▶ _WHAT IS BEING ASKED_: Please repeat all of the listing exactly.

**** RECORDS PROVIDED

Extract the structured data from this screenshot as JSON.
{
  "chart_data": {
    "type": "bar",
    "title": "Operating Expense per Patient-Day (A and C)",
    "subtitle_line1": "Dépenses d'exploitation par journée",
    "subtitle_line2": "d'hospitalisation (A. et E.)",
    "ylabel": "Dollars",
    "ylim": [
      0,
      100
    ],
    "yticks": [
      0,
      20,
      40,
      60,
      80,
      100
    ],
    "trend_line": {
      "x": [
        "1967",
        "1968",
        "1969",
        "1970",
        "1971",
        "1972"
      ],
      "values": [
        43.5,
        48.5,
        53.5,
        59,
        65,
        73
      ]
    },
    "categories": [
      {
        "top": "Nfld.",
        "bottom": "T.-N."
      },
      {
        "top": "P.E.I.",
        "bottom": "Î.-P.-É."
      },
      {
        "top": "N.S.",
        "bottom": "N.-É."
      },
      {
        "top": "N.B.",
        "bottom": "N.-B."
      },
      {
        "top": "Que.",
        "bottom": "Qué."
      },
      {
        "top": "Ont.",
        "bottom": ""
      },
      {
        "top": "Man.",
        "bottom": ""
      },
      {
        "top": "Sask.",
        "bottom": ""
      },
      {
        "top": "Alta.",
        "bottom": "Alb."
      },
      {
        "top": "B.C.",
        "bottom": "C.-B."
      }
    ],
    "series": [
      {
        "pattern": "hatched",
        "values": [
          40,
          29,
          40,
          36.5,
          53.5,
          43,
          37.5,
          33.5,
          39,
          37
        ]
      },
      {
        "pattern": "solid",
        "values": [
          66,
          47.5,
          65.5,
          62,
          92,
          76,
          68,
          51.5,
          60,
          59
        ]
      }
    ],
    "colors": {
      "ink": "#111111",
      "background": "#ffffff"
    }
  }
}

********

▶ _FINISHED EXERCISE_:
Extract the structured data from this screenshot as JSON.
{
  "chart_data": {
    "type": "bar",
    "title": "Operating Expense per Patient-Day (A and C)",
    "subtitle_line1": "Dépenses d'exploitation par journée",
    "subtitle_line2": "d'hospitalisation (A. et E.)",
    "ylabel": "Dollars",
    "ylim": [
      0,
      100
    ],
    "yticks": [
      0,
      20,
      40,
      60,
      80,
      100
    ],
    "trend_line": {
      "x": [
        "1967",
        "1968",
        "1969",
        "1970",
        "1971",
        "1972"
      ],
      "values": [
        43.5,
        48.5,
        53.5,
        59,
        65,
        73
      ]
    },
    "categories": [
      {
        "top": "Nfld.",
        "bottom": "T.-N."
      },
      {
        "top": "P.E.I.",
        "bottom": "Î.-P.-É."
      },
      {
        "top": "N.S.",
        "bottom": "N.-É."
      },
      {
        "top": "N.B.",
        "bottom": "N.-B."
      },
      {
        "top": "Que.",
        "bottom": "Qué."
      },
      {
        "top": "Ont.",
        "bottom": ""
      },
      {
        "top": "Man.",
        "bottom": ""
      },
      {
        "top": "Sask.",
        "bottom": ""
      },
      {
        "top": "Alta.",
        "bottom": "Alb."
      },
      {
        "top": "B.C.",
        "bottom": "C.-B."
      }
    ],
    "series": [
      {
        "pattern": "hatched",
        "values": [
          40,
          29,
          40,
          36.5,
          53.5,
          43,
          37.5,
          33.5,
          39,
          37
        ]
      },
      {
        "pattern": "solid",
        "values": [
          66,
          47.5,
          65.5,
          62,
          92,
          76,
          68,
          51.5,
          60,
          59
        ]
      }
    ],
    "colors": {
      "ink": "#111111",
      "background": "#ffffff"
    }
  }
}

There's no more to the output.